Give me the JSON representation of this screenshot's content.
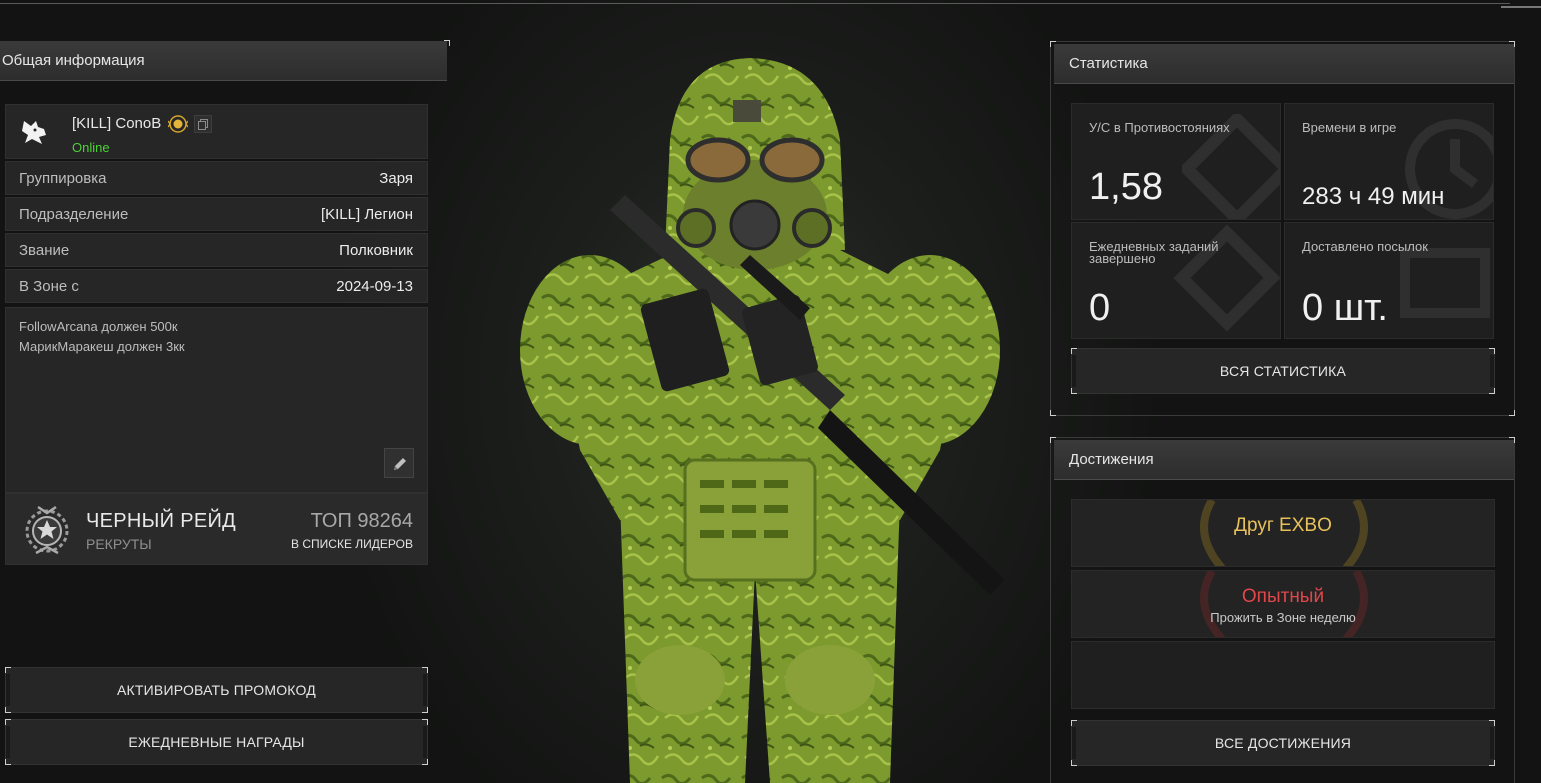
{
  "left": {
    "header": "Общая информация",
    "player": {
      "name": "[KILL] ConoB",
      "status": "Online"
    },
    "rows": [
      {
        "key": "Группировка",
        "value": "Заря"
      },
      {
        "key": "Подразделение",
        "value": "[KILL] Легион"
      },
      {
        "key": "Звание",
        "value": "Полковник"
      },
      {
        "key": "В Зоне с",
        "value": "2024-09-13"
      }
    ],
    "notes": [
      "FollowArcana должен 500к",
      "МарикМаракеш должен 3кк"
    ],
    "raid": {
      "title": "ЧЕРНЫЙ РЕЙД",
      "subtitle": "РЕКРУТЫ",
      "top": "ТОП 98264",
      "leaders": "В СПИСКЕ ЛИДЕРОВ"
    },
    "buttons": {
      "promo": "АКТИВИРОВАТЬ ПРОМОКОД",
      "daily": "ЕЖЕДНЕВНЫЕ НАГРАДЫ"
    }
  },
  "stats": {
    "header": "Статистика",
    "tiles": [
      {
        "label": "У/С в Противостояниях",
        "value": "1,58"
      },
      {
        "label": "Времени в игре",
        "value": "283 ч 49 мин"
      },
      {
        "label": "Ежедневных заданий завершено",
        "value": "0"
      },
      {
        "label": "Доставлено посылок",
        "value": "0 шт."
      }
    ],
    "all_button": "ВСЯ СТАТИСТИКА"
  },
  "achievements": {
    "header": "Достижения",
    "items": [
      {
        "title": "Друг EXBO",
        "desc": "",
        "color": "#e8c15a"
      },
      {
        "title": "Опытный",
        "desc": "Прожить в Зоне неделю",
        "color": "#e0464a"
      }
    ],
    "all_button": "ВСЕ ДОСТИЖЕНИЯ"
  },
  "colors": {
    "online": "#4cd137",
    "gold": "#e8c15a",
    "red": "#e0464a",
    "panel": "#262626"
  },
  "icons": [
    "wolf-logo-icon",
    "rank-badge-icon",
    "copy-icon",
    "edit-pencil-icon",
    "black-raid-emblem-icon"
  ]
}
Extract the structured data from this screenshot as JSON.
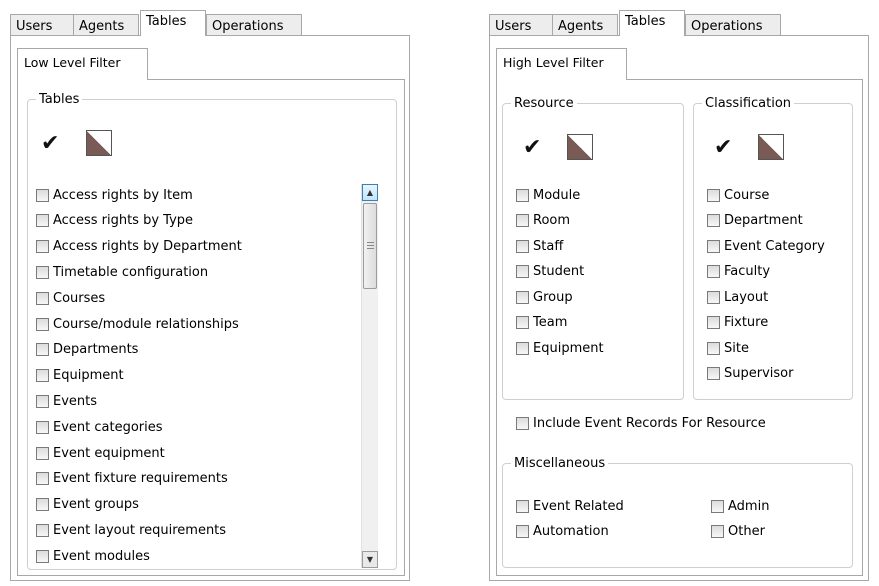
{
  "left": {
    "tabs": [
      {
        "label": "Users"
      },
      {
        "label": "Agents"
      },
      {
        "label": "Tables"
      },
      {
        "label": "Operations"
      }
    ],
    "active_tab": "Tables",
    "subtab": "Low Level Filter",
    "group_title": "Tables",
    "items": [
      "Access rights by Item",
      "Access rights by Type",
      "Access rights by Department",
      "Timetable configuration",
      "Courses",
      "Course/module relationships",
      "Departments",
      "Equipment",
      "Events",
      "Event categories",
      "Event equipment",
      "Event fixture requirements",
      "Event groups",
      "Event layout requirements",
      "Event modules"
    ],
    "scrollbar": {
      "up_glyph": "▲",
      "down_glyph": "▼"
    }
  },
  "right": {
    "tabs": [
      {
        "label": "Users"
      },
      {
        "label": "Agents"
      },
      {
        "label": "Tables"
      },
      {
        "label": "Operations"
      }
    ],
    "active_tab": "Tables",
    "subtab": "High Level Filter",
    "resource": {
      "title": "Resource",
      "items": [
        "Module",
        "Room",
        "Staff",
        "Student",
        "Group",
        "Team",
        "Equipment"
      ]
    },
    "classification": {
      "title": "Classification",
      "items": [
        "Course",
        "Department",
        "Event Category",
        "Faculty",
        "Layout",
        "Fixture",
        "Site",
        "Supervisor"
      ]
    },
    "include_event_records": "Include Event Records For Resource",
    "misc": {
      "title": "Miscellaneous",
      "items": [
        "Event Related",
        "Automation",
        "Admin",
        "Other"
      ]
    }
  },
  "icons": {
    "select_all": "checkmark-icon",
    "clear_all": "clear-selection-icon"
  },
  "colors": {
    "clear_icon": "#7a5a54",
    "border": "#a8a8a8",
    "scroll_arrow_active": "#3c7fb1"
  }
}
^^^^
- _What you have to do_
Every line of text is to be repeated exactly; pictures are left out.

- _Output_
Give me the JSON representation of this screenshot's content.
{
  "left": {
    "header": "Общая информация",
    "player": {
      "name": "[KILL] ConoB",
      "status": "Online"
    },
    "rows": [
      {
        "key": "Группировка",
        "value": "Заря"
      },
      {
        "key": "Подразделение",
        "value": "[KILL] Легион"
      },
      {
        "key": "Звание",
        "value": "Полковник"
      },
      {
        "key": "В Зоне с",
        "value": "2024-09-13"
      }
    ],
    "notes": [
      "FollowArcana должен 500к",
      "МарикМаракеш должен 3кк"
    ],
    "raid": {
      "title": "ЧЕРНЫЙ РЕЙД",
      "subtitle": "РЕКРУТЫ",
      "top": "ТОП 98264",
      "leaders": "В СПИСКЕ ЛИДЕРОВ"
    },
    "buttons": {
      "promo": "АКТИВИРОВАТЬ ПРОМОКОД",
      "daily": "ЕЖЕДНЕВНЫЕ НАГРАДЫ"
    }
  },
  "stats": {
    "header": "Статистика",
    "tiles": [
      {
        "label": "У/С в Противостояниях",
        "value": "1,58"
      },
      {
        "label": "Времени в игре",
        "value": "283 ч 49 мин"
      },
      {
        "label": "Ежедневных заданий завершено",
        "value": "0"
      },
      {
        "label": "Доставлено посылок",
        "value": "0 шт."
      }
    ],
    "all_button": "ВСЯ СТАТИСТИКА"
  },
  "achievements": {
    "header": "Достижения",
    "items": [
      {
        "title": "Друг EXBO",
        "desc": "",
        "color": "#e8c15a"
      },
      {
        "title": "Опытный",
        "desc": "Прожить в Зоне неделю",
        "color": "#e0464a"
      }
    ],
    "all_button": "ВСЕ ДОСТИЖЕНИЯ"
  },
  "colors": {
    "online": "#4cd137",
    "gold": "#e8c15a",
    "red": "#e0464a",
    "panel": "#262626"
  },
  "icons": [
    "wolf-logo-icon",
    "rank-badge-icon",
    "copy-icon",
    "edit-pencil-icon",
    "black-raid-emblem-icon"
  ]
}
Extract the structured data from this screenshot as JSON.
{
  "left": {
    "tabs": [
      {
        "label": "Users"
      },
      {
        "label": "Agents"
      },
      {
        "label": "Tables"
      },
      {
        "label": "Operations"
      }
    ],
    "active_tab": "Tables",
    "subtab": "Low Level Filter",
    "group_title": "Tables",
    "items": [
      "Access rights by Item",
      "Access rights by Type",
      "Access rights by Department",
      "Timetable configuration",
      "Courses",
      "Course/module relationships",
      "Departments",
      "Equipment",
      "Events",
      "Event categories",
      "Event equipment",
      "Event fixture requirements",
      "Event groups",
      "Event layout requirements",
      "Event modules"
    ],
    "scrollbar": {
      "up_glyph": "▲",
      "down_glyph": "▼"
    }
  },
  "right": {
    "tabs": [
      {
        "label": "Users"
      },
      {
        "label": "Agents"
      },
      {
        "label": "Tables"
      },
      {
        "label": "Operations"
      }
    ],
    "active_tab": "Tables",
    "subtab": "High Level Filter",
    "resource": {
      "title": "Resource",
      "items": [
        "Module",
        "Room",
        "Staff",
        "Student",
        "Group",
        "Team",
        "Equipment"
      ]
    },
    "classification": {
      "title": "Classification",
      "items": [
        "Course",
        "Department",
        "Event Category",
        "Faculty",
        "Layout",
        "Fixture",
        "Site",
        "Supervisor"
      ]
    },
    "include_event_records": "Include Event Records For Resource",
    "misc": {
      "title": "Miscellaneous",
      "items": [
        "Event Related",
        "Automation",
        "Admin",
        "Other"
      ]
    }
  },
  "icons": {
    "select_all": "checkmark-icon",
    "clear_all": "clear-selection-icon"
  },
  "colors": {
    "clear_icon": "#7a5a54",
    "border": "#a8a8a8",
    "scroll_arrow_active": "#3c7fb1"
  }
}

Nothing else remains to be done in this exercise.